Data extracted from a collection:
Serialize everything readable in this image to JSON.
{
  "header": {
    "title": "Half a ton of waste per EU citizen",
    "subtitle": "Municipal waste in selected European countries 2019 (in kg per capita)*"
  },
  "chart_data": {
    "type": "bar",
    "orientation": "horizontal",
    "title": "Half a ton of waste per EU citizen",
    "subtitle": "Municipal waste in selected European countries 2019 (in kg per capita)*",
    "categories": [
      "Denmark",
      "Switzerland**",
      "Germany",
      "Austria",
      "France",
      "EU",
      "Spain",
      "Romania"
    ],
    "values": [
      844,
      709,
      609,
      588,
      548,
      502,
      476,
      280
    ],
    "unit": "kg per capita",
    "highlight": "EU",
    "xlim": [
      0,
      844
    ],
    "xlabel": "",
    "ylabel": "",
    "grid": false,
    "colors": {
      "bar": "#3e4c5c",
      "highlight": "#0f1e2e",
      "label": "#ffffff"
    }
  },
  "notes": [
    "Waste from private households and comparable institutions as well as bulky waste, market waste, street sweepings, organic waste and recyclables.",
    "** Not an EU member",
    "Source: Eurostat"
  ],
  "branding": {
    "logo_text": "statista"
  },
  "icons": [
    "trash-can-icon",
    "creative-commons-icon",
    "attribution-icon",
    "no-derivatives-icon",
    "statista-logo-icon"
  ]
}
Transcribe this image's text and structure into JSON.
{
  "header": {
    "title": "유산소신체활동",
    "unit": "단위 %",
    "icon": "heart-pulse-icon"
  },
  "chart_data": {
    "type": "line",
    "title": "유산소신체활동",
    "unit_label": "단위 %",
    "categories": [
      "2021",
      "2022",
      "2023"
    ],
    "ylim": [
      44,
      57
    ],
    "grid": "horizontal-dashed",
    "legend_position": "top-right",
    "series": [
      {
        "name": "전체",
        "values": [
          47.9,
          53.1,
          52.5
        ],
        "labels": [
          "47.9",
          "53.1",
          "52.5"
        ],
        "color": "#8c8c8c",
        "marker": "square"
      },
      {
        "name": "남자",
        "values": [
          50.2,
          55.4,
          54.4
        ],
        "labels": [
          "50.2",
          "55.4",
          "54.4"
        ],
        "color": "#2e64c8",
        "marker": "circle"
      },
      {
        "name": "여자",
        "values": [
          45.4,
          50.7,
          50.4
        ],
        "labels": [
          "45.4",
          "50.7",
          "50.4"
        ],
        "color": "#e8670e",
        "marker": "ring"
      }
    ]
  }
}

__The exercise__. Every record shown above should be written out again exactly.

__Task solution__.
Serialize everything readable in this image to JSON.
{
  "header": {
    "title": "Half a ton of waste per EU citizen",
    "subtitle": "Municipal waste in selected European countries 2019 (in kg per capita)*"
  },
  "chart_data": {
    "type": "bar",
    "orientation": "horizontal",
    "title": "Half a ton of waste per EU citizen",
    "subtitle": "Municipal waste in selected European countries 2019 (in kg per capita)*",
    "categories": [
      "Denmark",
      "Switzerland**",
      "Germany",
      "Austria",
      "France",
      "EU",
      "Spain",
      "Romania"
    ],
    "values": [
      844,
      709,
      609,
      588,
      548,
      502,
      476,
      280
    ],
    "unit": "kg per capita",
    "highlight": "EU",
    "xlim": [
      0,
      844
    ],
    "xlabel": "",
    "ylabel": "",
    "grid": false,
    "colors": {
      "bar": "#3e4c5c",
      "highlight": "#0f1e2e",
      "label": "#ffffff"
    }
  },
  "notes": [
    "Waste from private households and comparable institutions as well as bulky waste, market waste, street sweepings, organic waste and recyclables.",
    "** Not an EU member",
    "Source: Eurostat"
  ],
  "branding": {
    "logo_text": "statista"
  },
  "icons": [
    "trash-can-icon",
    "creative-commons-icon",
    "attribution-icon",
    "no-derivatives-icon",
    "statista-logo-icon"
  ]
}
Transcribe this image's text and structure into JSON.
{
  "header": {
    "title": "유산소신체활동",
    "unit": "단위 %",
    "icon": "heart-pulse-icon"
  },
  "chart_data": {
    "type": "line",
    "title": "유산소신체활동",
    "unit_label": "단위 %",
    "categories": [
      "2021",
      "2022",
      "2023"
    ],
    "ylim": [
      44,
      57
    ],
    "grid": "horizontal-dashed",
    "legend_position": "top-right",
    "series": [
      {
        "name": "전체",
        "values": [
          47.9,
          53.1,
          52.5
        ],
        "labels": [
          "47.9",
          "53.1",
          "52.5"
        ],
        "color": "#8c8c8c",
        "marker": "square"
      },
      {
        "name": "남자",
        "values": [
          50.2,
          55.4,
          54.4
        ],
        "labels": [
          "50.2",
          "55.4",
          "54.4"
        ],
        "color": "#2e64c8",
        "marker": "circle"
      },
      {
        "name": "여자",
        "values": [
          45.4,
          50.7,
          50.4
        ],
        "labels": [
          "45.4",
          "50.7",
          "50.4"
        ],
        "color": "#e8670e",
        "marker": "ring"
      }
    ]
  }
}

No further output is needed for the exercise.